● RECORDS FOR THE TASK:
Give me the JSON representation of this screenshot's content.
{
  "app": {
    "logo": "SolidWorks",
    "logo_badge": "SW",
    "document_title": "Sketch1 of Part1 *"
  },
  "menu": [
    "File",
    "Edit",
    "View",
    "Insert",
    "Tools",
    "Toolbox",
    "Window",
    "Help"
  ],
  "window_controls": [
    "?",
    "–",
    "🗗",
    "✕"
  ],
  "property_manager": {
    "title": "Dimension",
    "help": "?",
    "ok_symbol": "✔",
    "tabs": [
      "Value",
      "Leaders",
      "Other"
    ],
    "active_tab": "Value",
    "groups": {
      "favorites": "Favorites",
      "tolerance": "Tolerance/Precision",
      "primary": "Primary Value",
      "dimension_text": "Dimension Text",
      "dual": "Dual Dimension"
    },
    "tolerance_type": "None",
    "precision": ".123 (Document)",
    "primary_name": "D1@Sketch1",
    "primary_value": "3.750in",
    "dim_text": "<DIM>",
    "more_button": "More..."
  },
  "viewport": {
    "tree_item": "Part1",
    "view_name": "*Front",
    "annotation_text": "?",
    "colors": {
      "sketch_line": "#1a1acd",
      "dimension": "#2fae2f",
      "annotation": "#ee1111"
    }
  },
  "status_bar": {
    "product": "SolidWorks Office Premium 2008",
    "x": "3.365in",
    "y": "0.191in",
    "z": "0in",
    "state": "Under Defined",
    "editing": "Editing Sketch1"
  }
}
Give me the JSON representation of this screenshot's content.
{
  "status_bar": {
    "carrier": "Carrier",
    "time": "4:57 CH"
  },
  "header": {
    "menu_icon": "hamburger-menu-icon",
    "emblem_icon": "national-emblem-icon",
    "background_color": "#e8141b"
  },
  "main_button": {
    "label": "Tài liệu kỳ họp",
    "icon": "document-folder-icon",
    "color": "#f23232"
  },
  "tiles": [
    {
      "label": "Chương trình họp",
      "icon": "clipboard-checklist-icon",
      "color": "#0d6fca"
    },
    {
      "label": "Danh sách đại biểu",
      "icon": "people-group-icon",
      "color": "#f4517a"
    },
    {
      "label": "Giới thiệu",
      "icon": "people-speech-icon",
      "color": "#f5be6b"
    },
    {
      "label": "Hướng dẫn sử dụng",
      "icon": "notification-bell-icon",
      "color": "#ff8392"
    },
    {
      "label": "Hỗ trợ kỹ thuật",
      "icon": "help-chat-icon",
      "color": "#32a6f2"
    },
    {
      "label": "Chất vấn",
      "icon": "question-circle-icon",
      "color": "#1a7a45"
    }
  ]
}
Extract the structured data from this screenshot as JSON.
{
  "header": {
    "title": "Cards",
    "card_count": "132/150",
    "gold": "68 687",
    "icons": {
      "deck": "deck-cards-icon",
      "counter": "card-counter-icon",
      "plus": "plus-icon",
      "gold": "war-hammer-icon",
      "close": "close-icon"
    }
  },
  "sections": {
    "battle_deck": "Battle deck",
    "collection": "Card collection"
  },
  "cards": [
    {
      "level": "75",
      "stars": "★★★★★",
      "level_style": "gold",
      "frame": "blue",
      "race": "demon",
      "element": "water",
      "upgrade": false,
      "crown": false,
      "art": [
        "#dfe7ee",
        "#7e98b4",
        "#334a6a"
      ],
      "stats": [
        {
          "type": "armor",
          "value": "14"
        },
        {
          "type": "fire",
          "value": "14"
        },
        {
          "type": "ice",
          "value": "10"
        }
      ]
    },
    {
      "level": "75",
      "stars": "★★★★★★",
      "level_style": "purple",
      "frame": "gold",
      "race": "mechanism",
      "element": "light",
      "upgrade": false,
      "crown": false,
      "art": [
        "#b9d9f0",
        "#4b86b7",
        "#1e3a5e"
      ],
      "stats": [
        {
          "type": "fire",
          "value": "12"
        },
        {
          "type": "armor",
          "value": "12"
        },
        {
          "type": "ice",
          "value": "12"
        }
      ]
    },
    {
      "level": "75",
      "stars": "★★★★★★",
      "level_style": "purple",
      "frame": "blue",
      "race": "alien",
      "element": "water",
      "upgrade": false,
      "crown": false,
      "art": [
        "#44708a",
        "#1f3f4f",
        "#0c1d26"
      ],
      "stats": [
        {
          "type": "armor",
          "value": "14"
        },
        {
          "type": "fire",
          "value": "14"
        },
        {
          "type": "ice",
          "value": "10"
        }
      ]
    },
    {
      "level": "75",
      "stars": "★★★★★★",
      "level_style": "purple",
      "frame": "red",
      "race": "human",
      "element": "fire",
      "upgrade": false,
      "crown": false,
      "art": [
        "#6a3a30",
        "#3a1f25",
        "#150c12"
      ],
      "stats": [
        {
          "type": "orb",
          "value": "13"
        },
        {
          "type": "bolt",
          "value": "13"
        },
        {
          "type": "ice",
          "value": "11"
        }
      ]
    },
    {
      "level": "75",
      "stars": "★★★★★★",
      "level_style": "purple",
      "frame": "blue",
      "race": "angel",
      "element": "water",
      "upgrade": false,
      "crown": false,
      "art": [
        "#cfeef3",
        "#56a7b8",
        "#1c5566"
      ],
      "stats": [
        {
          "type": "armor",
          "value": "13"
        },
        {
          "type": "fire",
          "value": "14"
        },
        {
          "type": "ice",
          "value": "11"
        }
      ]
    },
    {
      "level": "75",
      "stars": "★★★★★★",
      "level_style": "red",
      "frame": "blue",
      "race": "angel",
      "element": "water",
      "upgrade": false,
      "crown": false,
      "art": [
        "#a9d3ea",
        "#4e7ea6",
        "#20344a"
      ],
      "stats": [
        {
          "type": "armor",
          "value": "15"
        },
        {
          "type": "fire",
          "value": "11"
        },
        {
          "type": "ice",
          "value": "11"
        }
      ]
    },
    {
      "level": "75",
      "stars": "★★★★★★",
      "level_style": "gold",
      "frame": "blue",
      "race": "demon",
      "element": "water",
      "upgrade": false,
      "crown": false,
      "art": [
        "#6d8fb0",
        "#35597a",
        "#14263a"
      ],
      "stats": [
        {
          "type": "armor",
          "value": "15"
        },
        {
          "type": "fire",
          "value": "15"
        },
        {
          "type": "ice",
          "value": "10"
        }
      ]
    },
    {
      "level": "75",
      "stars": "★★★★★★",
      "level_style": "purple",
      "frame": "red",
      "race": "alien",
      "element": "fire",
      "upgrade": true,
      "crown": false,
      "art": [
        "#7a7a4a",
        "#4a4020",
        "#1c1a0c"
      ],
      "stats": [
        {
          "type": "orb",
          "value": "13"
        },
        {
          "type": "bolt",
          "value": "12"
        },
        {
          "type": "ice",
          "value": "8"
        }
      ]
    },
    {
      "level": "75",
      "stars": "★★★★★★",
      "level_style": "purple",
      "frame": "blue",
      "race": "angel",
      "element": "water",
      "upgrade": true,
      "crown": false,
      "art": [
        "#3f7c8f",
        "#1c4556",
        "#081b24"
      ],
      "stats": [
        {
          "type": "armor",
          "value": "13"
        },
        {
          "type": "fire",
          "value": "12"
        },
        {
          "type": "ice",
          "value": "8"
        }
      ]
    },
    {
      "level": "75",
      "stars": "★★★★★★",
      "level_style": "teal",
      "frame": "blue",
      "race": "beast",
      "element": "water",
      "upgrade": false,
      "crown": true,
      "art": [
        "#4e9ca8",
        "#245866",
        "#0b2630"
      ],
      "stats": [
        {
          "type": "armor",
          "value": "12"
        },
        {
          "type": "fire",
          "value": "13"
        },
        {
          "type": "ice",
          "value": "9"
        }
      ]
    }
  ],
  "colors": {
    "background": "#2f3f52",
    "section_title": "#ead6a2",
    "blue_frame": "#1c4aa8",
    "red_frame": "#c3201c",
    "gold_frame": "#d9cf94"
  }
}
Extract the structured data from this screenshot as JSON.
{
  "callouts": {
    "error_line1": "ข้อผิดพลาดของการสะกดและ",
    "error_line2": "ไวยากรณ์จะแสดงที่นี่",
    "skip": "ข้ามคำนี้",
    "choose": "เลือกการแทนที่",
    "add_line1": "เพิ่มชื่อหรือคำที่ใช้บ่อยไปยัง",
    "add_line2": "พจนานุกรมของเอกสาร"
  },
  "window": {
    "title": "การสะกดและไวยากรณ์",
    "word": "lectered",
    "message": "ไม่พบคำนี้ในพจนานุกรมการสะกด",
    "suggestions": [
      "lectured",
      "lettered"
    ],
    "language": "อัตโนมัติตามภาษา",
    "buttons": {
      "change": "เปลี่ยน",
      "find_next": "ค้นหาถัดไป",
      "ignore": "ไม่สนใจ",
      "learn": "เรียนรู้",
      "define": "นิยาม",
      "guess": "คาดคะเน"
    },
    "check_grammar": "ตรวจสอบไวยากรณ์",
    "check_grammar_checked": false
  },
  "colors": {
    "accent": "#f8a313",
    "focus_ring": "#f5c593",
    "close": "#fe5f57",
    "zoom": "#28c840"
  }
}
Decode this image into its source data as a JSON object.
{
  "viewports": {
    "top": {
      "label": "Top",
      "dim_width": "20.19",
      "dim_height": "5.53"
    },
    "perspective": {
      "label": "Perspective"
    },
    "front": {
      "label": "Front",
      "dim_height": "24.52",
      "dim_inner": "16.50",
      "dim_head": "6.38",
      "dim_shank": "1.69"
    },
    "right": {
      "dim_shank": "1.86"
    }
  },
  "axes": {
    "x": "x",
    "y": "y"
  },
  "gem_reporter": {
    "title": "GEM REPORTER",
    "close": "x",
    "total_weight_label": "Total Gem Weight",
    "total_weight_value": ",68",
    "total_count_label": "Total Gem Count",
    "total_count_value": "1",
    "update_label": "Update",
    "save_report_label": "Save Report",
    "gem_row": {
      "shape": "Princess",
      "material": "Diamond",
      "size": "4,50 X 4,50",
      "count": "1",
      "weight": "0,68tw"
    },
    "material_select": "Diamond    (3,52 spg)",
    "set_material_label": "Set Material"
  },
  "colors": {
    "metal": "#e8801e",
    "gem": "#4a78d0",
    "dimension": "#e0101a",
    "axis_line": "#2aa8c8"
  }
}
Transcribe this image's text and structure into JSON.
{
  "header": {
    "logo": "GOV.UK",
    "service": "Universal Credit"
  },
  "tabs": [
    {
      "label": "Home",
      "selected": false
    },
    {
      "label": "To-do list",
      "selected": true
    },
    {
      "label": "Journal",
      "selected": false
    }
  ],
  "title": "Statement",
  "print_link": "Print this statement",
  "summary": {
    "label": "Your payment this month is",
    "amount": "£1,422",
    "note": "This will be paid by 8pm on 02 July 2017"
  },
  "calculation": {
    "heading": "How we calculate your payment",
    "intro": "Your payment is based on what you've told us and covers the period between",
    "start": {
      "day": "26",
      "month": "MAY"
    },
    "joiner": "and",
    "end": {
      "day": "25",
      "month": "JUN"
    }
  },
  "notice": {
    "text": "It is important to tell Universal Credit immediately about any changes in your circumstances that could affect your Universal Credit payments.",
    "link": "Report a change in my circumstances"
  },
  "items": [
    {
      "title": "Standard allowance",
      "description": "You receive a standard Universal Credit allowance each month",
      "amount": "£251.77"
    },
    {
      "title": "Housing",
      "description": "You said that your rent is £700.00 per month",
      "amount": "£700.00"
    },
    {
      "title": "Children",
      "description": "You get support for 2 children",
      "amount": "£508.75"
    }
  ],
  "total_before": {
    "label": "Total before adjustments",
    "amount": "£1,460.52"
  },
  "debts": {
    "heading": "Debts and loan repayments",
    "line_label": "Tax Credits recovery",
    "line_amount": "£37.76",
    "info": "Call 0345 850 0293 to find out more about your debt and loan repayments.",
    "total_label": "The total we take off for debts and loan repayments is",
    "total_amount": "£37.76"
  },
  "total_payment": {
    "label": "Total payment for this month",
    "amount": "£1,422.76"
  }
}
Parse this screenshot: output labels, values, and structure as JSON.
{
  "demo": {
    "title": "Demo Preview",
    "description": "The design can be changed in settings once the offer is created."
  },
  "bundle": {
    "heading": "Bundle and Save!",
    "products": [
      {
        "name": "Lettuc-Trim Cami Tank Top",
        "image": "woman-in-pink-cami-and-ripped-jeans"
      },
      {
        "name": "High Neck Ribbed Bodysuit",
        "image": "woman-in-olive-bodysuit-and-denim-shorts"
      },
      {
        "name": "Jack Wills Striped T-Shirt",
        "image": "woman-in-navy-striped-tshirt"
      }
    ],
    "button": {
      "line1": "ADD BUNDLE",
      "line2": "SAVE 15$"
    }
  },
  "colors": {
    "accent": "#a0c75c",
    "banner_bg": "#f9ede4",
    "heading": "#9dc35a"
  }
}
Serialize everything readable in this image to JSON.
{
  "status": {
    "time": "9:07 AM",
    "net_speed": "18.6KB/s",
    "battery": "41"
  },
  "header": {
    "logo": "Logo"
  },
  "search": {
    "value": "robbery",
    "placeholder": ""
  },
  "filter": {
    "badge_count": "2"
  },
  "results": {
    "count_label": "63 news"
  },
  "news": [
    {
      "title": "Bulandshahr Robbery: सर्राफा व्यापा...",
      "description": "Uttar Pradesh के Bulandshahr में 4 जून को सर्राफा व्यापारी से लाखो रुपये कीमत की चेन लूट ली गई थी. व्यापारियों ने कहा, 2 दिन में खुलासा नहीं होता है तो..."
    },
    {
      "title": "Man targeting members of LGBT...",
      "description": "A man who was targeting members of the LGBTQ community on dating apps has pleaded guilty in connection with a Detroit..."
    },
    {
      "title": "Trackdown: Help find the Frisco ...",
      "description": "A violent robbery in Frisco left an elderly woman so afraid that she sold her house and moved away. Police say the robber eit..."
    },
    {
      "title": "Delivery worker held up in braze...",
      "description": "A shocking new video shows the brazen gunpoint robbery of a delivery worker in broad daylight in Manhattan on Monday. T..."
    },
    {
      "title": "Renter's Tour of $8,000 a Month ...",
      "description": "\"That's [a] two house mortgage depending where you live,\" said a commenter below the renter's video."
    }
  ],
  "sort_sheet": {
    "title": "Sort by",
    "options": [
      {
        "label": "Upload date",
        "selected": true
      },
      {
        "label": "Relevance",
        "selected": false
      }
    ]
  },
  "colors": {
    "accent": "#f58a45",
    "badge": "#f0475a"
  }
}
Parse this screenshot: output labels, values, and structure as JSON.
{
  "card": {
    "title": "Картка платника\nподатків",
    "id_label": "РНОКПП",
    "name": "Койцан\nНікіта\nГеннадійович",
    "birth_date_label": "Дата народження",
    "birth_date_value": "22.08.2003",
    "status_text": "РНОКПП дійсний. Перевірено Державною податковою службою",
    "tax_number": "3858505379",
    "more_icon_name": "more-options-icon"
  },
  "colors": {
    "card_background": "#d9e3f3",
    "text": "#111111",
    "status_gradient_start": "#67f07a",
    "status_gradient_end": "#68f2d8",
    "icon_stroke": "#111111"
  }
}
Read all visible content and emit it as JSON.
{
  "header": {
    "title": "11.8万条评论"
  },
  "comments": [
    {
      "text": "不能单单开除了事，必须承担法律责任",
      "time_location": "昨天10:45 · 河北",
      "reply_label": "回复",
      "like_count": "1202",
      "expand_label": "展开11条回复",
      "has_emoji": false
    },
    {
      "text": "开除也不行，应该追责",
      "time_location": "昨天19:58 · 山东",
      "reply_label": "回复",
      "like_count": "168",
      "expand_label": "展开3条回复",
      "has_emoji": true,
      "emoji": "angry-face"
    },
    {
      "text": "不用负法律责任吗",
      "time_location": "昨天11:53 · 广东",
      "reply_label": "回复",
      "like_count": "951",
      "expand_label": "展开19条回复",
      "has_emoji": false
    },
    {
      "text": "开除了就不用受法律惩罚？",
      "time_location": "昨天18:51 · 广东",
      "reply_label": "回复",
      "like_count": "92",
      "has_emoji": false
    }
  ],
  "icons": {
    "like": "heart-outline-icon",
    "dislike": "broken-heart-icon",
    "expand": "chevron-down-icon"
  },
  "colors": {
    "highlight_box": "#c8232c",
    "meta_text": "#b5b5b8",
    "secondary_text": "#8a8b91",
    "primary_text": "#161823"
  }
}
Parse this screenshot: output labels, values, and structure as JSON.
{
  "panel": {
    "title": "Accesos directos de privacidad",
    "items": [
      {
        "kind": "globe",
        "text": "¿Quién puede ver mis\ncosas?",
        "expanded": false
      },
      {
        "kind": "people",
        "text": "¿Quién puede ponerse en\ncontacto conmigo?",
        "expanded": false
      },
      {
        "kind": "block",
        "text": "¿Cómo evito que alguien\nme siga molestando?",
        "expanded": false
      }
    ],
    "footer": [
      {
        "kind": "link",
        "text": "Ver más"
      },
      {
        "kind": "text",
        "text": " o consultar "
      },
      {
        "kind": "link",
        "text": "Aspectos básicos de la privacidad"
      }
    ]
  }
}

● EXERCISE DESCRIPTION: Collect the complete line wherever the string "people" appears in the records.

● COMPLETED EXERCISE:
      "icon": "people-group-icon",
      "icon": "people-speech-icon",
        "kind": "people",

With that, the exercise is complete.